[Dataset rows about figures]
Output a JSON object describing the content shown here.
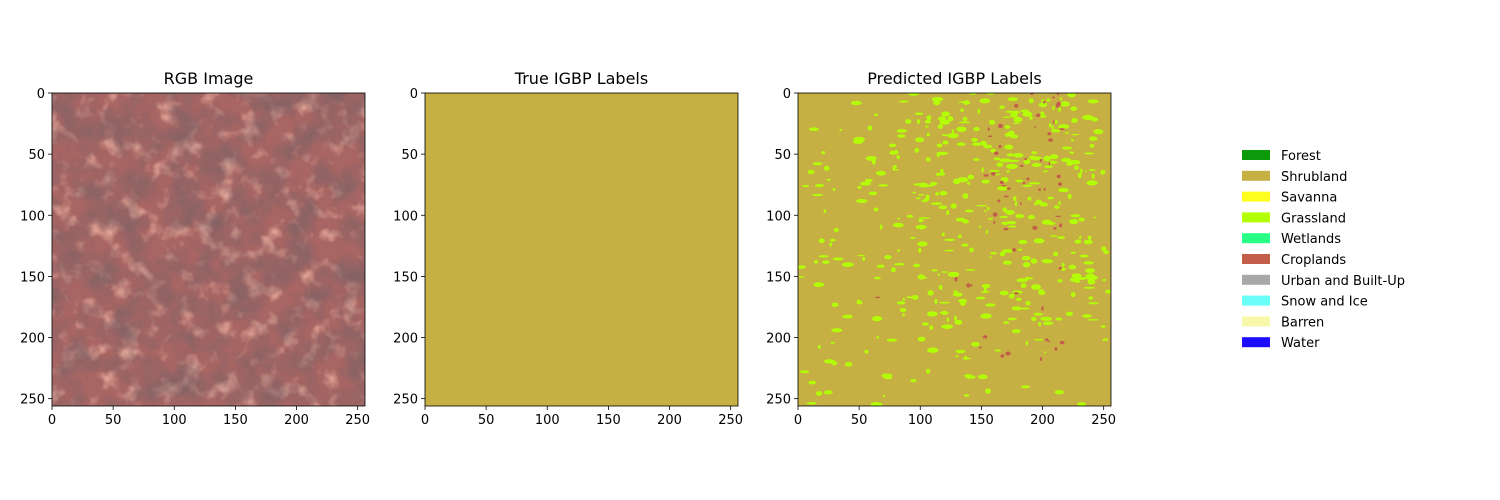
{
  "figure": {
    "panels": [
      {
        "id": "rgb",
        "title": "RGB Image",
        "image_kind": "satellite-rgb",
        "base_color": "#a86563"
      },
      {
        "id": "true",
        "title": "True IGBP Labels",
        "image_kind": "uniform-class",
        "fill_class": "Shrubland"
      },
      {
        "id": "pred",
        "title": "Predicted IGBP Labels",
        "image_kind": "classification-map",
        "dominant_class": "Shrubland",
        "secondary_classes": [
          "Grassland",
          "Croplands"
        ]
      }
    ],
    "legend": {
      "placement": "right",
      "items": [
        {
          "label": "Forest",
          "color": "#0a9a0a"
        },
        {
          "label": "Shrubland",
          "color": "#c6b044"
        },
        {
          "label": "Savanna",
          "color": "#ffff1f"
        },
        {
          "label": "Grassland",
          "color": "#b2ff06"
        },
        {
          "label": "Wetlands",
          "color": "#27ff87"
        },
        {
          "label": "Croplands",
          "color": "#c25e4a"
        },
        {
          "label": "Urban and Built-Up",
          "color": "#a8a8a8"
        },
        {
          "label": "Snow and Ice",
          "color": "#69fff8"
        },
        {
          "label": "Barren",
          "color": "#f8f8aa"
        },
        {
          "label": "Water",
          "color": "#1c0dff"
        }
      ]
    }
  },
  "chart_data": [
    {
      "type": "heatmap",
      "title": "RGB Image",
      "xlim": [
        0,
        256
      ],
      "ylim": [
        256,
        0
      ],
      "xticks": [
        0,
        50,
        100,
        150,
        200,
        250
      ],
      "yticks": [
        0,
        50,
        100,
        150,
        200,
        250
      ],
      "content": "satellite RGB image, reddish-brown terrain"
    },
    {
      "type": "heatmap",
      "title": "True IGBP Labels",
      "xlim": [
        0,
        256
      ],
      "ylim": [
        256,
        0
      ],
      "xticks": [
        0,
        50,
        100,
        150,
        200,
        250
      ],
      "yticks": [
        0,
        50,
        100,
        150,
        200,
        250
      ],
      "content": "all pixels Shrubland"
    },
    {
      "type": "heatmap",
      "title": "Predicted IGBP Labels",
      "xlim": [
        0,
        256
      ],
      "ylim": [
        256,
        0
      ],
      "xticks": [
        0,
        50,
        100,
        150,
        200,
        250
      ],
      "yticks": [
        0,
        50,
        100,
        150,
        200,
        250
      ],
      "content": "mostly Shrubland with scattered Grassland and Croplands patches"
    }
  ]
}
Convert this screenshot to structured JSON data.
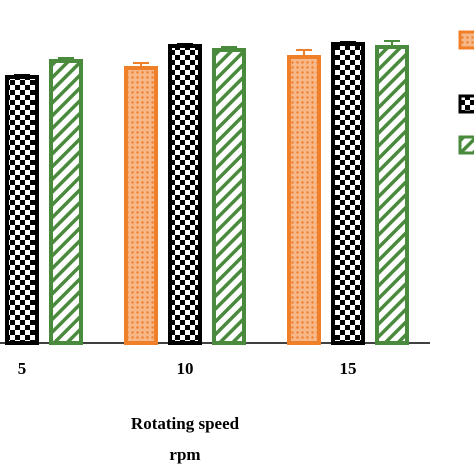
{
  "chart_data": {
    "type": "bar",
    "x_label": [
      "Rotating speed",
      "rpm"
    ],
    "categories": [
      "5",
      "10",
      "15"
    ],
    "ylim": [
      0,
      300
    ],
    "series": [
      {
        "color": "#f07f2a",
        "values": [
          null,
          275,
          286
        ],
        "errors": [
          null,
          5,
          7
        ]
      },
      {
        "color": "#000000",
        "values": [
          266,
          297,
          299
        ],
        "errors": [
          2,
          2,
          2
        ]
      },
      {
        "color": "#4a8a3c",
        "values": [
          282,
          293,
          296
        ],
        "errors": [
          3,
          3,
          6
        ]
      }
    ]
  }
}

Goal>
Count every line in the listing above that holds "Shrubland", then report only the count.

Task response>
5